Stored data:
* * * * * * * * *
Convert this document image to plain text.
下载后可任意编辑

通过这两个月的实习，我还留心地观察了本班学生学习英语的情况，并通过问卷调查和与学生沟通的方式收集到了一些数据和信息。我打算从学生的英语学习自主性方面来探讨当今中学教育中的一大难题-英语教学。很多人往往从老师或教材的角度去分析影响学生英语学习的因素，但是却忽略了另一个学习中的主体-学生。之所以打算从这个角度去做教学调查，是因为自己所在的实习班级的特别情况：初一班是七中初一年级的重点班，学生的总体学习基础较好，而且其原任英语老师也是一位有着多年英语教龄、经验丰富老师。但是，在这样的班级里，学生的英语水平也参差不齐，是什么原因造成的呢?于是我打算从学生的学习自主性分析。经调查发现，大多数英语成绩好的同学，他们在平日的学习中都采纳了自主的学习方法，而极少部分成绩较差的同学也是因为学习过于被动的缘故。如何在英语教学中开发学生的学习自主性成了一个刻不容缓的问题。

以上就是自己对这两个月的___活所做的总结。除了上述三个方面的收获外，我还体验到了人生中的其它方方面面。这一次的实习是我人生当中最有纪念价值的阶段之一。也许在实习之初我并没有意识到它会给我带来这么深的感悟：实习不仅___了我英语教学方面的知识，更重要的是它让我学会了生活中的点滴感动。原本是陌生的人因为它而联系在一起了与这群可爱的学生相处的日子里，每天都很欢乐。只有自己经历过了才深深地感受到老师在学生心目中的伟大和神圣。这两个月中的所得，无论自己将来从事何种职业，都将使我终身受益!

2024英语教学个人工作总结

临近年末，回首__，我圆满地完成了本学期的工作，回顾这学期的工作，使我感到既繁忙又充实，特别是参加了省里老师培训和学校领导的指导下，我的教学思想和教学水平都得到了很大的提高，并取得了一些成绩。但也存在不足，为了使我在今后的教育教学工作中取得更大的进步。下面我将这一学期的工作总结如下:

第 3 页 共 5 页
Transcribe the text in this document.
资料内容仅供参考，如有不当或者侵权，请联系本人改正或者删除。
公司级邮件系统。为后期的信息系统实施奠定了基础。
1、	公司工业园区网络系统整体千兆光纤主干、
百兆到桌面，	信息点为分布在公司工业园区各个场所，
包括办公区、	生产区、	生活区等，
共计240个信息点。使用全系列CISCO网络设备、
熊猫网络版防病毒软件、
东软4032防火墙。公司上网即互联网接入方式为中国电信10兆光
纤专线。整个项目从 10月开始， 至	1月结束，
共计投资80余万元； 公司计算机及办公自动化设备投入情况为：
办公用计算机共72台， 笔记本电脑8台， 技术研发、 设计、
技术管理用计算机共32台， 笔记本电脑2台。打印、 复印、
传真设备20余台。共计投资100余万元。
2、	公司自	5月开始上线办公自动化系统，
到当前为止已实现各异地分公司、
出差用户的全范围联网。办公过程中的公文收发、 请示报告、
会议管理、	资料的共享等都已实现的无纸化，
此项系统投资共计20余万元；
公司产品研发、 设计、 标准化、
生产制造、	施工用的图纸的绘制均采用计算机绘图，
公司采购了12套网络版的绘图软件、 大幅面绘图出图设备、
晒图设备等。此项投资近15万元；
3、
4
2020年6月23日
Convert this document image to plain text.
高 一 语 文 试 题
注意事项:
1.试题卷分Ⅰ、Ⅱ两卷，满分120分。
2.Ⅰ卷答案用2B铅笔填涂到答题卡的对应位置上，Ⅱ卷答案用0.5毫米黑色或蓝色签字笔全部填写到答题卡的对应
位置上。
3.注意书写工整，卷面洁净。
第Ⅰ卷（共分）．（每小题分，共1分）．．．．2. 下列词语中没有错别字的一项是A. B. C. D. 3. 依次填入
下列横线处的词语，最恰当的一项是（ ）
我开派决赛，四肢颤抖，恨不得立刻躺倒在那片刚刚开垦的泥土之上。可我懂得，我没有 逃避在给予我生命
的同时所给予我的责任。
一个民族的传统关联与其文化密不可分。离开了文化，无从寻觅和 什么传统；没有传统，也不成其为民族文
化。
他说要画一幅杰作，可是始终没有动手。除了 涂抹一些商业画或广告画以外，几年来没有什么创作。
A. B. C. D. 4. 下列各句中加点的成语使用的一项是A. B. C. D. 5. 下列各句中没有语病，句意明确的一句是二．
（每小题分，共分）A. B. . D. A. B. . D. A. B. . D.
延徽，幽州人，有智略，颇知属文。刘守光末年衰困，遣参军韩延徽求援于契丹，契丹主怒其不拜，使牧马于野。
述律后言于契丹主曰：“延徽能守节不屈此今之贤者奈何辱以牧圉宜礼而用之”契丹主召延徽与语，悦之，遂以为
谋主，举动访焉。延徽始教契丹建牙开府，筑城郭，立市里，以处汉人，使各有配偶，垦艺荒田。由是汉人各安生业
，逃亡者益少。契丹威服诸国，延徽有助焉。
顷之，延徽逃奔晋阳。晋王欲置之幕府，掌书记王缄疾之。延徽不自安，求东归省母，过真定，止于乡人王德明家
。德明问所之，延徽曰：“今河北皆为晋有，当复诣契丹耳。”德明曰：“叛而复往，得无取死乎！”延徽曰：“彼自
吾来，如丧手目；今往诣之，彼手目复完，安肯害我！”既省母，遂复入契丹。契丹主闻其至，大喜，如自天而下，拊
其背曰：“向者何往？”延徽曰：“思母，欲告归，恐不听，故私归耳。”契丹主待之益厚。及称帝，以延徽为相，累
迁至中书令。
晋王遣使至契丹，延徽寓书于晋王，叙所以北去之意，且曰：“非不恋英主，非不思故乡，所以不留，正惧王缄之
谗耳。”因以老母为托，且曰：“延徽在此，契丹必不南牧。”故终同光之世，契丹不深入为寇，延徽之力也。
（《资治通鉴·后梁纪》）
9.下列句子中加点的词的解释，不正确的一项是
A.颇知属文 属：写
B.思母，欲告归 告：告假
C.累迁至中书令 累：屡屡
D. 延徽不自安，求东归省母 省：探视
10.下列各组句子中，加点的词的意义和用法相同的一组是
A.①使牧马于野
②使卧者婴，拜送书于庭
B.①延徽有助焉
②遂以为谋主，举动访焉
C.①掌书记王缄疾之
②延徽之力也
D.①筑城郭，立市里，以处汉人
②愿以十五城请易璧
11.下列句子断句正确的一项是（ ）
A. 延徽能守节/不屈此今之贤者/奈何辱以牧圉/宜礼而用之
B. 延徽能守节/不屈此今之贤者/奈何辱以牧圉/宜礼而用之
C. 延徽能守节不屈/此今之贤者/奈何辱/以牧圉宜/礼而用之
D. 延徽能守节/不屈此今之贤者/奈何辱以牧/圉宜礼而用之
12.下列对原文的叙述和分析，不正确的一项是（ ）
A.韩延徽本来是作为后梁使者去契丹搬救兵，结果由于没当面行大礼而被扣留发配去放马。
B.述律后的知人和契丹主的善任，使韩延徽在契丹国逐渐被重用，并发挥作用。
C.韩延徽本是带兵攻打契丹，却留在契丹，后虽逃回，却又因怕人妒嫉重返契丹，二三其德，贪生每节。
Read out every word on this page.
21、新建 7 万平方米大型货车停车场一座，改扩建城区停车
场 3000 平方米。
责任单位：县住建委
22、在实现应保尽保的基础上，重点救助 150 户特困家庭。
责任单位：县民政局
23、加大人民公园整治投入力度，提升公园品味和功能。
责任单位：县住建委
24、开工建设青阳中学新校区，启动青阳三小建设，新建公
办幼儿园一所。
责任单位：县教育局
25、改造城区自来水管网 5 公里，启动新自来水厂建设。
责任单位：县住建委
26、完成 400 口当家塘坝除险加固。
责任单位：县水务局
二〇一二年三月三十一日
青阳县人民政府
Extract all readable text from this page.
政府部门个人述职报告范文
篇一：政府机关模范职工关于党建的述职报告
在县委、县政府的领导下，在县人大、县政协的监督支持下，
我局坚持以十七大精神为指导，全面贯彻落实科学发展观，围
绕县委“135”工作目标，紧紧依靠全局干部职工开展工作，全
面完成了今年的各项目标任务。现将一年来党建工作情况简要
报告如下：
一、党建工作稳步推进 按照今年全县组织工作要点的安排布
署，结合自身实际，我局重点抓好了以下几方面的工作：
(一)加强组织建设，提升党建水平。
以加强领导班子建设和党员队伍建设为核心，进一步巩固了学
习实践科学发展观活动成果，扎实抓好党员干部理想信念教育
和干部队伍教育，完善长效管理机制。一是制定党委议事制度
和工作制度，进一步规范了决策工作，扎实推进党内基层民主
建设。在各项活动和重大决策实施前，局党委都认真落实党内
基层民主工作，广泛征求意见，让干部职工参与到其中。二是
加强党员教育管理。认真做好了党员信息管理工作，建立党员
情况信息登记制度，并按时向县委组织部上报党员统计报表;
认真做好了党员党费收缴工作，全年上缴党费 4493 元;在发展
* * * * * * * * *
▸ Directions
Count how many lines hold the string "text" and give that number alone.

▸ Worked answer
4